> **Passage**:
• • • • •

Chicago, IL. This is the epitome of international office-tower architecture: a uniform curtain wall “draped” over a steel frame.

PERIOD OF POPULARITY:  1940s – 1970s (mostly 1950s – 1970s for office towers and other high rises).

IDENTIFYING FEATURES: Modern structural principles and materials: concrete, glass, and steel are the most common; occasionally reveals skeleton-frame construction, exposing its structure; rejected non-essential decoration; ribbon windows and corner windows are a hallmark of the style; bands of glass are as important as bands of “curtain wall”; balance and regularity admired and fostered; flat roof, without ledge. Often with thin, metal mullions and smooth spandrel panels separating large, single-pane windows between floors. High-rise buildings are boxy and completely devoid of ornamentation or other stylistic features other than the sleek appearance of steel, glass, and plastic. Hence the term, “anonymous glass box”.

• • • • •

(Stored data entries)

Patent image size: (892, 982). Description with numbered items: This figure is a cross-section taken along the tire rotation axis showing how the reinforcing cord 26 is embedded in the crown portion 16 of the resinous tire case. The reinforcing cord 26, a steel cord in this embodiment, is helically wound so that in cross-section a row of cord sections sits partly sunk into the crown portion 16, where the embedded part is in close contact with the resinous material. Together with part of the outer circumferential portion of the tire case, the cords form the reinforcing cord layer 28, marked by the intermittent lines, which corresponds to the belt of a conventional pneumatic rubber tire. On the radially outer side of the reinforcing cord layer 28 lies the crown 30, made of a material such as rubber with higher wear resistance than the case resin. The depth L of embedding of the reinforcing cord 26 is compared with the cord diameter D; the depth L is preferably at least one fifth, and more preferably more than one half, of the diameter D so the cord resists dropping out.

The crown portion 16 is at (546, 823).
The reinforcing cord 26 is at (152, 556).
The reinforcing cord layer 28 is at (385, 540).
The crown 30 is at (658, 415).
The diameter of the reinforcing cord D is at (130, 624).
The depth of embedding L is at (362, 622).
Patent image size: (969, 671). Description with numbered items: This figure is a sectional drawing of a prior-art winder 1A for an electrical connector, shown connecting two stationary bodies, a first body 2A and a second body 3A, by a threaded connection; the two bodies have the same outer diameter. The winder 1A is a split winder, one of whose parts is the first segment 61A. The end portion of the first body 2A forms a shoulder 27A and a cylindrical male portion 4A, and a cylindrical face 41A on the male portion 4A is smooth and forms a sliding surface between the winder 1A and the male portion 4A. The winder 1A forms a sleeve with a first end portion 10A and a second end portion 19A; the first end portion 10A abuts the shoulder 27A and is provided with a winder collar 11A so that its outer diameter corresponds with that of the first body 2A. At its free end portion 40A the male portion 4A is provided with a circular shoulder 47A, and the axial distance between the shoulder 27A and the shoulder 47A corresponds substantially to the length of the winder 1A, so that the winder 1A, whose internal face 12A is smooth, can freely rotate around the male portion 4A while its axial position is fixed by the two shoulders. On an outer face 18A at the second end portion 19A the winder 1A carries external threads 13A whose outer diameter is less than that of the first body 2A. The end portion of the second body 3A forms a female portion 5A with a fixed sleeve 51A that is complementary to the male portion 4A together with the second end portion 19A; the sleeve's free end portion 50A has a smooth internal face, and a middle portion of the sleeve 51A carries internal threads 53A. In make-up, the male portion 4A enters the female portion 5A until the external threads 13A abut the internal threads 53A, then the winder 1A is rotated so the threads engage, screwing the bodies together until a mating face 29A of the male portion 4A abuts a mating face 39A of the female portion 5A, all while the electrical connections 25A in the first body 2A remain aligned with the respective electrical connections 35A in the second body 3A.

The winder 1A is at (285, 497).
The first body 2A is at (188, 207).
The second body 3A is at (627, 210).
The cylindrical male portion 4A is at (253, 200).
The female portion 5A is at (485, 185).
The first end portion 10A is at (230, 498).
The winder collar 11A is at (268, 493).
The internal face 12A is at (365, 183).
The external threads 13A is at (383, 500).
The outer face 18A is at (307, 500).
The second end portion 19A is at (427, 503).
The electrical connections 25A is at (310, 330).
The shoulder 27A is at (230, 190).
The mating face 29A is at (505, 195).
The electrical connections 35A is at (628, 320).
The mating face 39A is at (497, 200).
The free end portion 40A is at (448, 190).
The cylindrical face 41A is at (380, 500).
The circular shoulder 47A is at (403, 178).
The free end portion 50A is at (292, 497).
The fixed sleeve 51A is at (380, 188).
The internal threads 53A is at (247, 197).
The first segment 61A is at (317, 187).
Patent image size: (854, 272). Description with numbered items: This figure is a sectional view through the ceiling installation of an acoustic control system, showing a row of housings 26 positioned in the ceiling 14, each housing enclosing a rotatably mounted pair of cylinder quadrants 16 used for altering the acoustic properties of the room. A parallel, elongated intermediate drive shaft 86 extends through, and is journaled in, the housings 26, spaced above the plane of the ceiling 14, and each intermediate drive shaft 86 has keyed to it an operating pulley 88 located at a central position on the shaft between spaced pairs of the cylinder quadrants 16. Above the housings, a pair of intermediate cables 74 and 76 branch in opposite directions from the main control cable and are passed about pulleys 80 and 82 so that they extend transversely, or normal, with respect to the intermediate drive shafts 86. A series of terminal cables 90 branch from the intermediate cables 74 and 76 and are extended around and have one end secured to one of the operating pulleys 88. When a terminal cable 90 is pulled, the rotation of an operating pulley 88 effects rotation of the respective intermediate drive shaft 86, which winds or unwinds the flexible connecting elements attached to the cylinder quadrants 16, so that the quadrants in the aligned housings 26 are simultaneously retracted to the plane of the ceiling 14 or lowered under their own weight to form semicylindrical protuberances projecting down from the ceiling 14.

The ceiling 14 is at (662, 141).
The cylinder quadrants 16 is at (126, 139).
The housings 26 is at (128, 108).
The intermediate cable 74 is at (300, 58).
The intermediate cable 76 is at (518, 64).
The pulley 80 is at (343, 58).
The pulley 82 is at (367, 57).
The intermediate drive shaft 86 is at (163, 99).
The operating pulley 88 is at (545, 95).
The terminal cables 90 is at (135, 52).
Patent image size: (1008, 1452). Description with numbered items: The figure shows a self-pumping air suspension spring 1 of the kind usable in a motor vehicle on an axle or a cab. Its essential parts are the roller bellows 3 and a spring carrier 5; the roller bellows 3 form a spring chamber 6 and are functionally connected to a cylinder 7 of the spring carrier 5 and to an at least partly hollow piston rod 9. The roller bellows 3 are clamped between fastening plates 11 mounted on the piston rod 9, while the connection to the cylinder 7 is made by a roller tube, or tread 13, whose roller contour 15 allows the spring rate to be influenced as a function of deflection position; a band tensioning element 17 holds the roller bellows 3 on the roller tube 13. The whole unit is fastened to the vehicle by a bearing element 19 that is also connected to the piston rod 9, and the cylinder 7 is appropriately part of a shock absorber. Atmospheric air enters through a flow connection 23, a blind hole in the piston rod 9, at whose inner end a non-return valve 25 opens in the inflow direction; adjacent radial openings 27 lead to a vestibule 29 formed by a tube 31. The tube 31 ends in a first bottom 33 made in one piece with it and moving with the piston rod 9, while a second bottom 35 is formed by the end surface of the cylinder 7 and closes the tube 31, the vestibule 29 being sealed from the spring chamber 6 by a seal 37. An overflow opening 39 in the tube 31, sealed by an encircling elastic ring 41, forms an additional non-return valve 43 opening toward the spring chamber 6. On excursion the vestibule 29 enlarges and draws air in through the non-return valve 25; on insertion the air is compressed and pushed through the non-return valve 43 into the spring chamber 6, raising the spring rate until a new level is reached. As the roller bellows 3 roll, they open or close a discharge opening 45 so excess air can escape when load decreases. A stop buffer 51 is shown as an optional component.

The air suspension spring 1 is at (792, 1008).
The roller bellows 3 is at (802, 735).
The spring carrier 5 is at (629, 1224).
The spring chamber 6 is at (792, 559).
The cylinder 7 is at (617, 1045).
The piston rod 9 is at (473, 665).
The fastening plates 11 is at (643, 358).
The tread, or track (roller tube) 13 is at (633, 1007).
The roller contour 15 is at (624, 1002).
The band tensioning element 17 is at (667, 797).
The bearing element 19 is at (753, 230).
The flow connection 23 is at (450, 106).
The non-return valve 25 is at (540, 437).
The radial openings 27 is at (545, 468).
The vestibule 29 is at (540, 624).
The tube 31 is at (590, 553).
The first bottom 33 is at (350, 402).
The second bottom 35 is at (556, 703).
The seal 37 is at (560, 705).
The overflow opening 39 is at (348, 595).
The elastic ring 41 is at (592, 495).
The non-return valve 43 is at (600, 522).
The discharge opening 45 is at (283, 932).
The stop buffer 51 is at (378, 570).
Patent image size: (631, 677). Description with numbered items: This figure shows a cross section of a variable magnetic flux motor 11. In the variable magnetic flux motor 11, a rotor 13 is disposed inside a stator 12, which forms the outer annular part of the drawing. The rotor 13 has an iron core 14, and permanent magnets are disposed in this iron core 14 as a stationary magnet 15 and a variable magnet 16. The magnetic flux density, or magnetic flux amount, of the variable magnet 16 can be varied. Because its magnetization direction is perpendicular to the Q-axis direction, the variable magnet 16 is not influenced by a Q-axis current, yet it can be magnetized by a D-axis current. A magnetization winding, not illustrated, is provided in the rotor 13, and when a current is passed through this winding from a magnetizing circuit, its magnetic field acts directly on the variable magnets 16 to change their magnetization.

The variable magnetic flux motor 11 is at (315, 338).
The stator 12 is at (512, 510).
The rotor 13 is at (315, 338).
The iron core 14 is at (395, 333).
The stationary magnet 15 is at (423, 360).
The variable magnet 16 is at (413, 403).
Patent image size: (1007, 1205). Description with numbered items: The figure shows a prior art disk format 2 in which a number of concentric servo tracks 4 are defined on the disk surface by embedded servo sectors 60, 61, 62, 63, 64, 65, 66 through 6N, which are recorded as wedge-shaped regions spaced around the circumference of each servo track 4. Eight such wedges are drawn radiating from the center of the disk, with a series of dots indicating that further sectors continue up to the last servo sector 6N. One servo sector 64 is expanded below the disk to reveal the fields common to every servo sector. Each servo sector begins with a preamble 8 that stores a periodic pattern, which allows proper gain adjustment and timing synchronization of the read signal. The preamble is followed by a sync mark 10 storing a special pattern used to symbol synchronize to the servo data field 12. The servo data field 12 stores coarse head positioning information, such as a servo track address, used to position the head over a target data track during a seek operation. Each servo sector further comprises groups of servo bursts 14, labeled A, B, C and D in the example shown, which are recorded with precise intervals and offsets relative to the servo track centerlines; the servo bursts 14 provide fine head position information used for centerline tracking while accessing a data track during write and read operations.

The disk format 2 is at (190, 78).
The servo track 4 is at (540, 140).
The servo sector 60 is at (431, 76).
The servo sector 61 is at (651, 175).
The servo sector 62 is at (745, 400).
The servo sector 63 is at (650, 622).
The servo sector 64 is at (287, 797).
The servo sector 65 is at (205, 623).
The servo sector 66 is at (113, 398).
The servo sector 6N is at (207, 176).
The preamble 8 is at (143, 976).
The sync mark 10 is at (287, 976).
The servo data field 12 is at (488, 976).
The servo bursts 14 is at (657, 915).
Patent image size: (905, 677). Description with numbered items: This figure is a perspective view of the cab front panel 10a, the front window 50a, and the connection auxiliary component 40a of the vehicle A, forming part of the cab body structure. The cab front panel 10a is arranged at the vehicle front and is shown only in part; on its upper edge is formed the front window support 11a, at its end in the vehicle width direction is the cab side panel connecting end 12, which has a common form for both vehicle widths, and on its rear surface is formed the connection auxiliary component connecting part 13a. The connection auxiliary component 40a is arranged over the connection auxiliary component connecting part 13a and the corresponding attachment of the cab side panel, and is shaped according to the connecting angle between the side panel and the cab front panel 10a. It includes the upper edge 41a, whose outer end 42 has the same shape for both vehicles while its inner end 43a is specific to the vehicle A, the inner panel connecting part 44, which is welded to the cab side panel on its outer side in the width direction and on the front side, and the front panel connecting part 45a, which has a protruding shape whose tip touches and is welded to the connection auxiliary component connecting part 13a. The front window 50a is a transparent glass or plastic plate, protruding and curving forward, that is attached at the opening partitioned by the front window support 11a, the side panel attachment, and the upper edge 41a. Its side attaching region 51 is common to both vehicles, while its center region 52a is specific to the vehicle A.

• • • • •

> **Task requirements**:
**a.** Reproduce the office-tower architecture passage verbatim, starting at the words "Chicago, IL. This" and ending after "other high rises).".
**b.** According to the office-tower architecture passage, during which decades was the style mostly popular for office towers and other high rises?

> **Responses**:
**a.**
Chicago, IL. This is the epitome of international office-tower architecture: a uniform curtain wall “draped” over a steel frame.

PERIOD OF POPULARITY:  1940s – 1970s (mostly 1950s – 1970s for office towers and other high rises).

**b.** Mostly the 1950s through the 1970s.